▶ Aim:
Return the entries verbatim and drop every picture.

▶ Data for the task:
::::::

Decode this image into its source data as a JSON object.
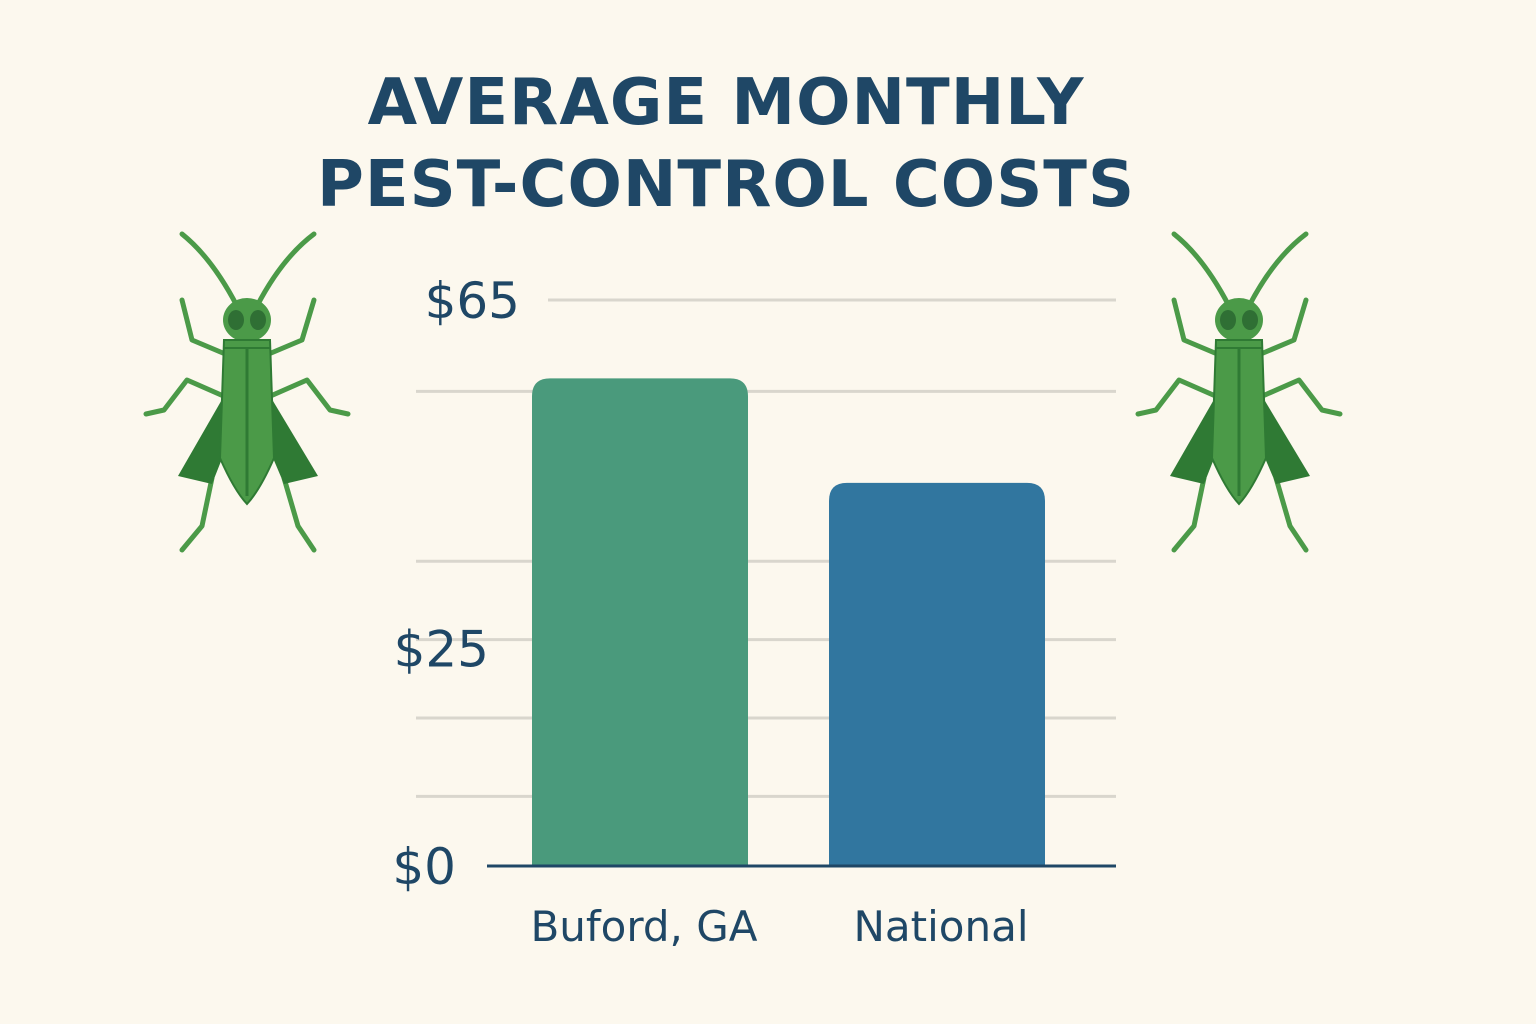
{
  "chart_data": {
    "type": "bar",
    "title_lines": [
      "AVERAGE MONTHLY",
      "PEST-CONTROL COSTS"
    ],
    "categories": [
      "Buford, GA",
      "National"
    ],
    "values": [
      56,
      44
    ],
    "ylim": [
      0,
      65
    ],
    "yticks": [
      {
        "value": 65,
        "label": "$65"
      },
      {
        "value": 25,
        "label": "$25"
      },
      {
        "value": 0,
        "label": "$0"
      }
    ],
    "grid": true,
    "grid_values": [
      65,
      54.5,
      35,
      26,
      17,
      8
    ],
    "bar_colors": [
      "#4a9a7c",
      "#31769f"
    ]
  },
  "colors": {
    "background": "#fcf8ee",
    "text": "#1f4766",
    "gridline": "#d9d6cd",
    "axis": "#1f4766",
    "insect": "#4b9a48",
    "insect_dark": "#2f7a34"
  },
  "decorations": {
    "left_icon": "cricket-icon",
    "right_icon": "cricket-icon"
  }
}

::::::

▶ Answer for this exercise:
Decode this image into its source data as a JSON object.
{
  "chart_data": {
    "type": "bar",
    "title_lines": [
      "AVERAGE MONTHLY",
      "PEST-CONTROL COSTS"
    ],
    "categories": [
      "Buford, GA",
      "National"
    ],
    "values": [
      56,
      44
    ],
    "ylim": [
      0,
      65
    ],
    "yticks": [
      {
        "value": 65,
        "label": "$65"
      },
      {
        "value": 25,
        "label": "$25"
      },
      {
        "value": 0,
        "label": "$0"
      }
    ],
    "grid": true,
    "grid_values": [
      65,
      54.5,
      35,
      26,
      17,
      8
    ],
    "bar_colors": [
      "#4a9a7c",
      "#31769f"
    ]
  },
  "colors": {
    "background": "#fcf8ee",
    "text": "#1f4766",
    "gridline": "#d9d6cd",
    "axis": "#1f4766",
    "insect": "#4b9a48",
    "insect_dark": "#2f7a34"
  },
  "decorations": {
    "left_icon": "cricket-icon",
    "right_icon": "cricket-icon"
  }
}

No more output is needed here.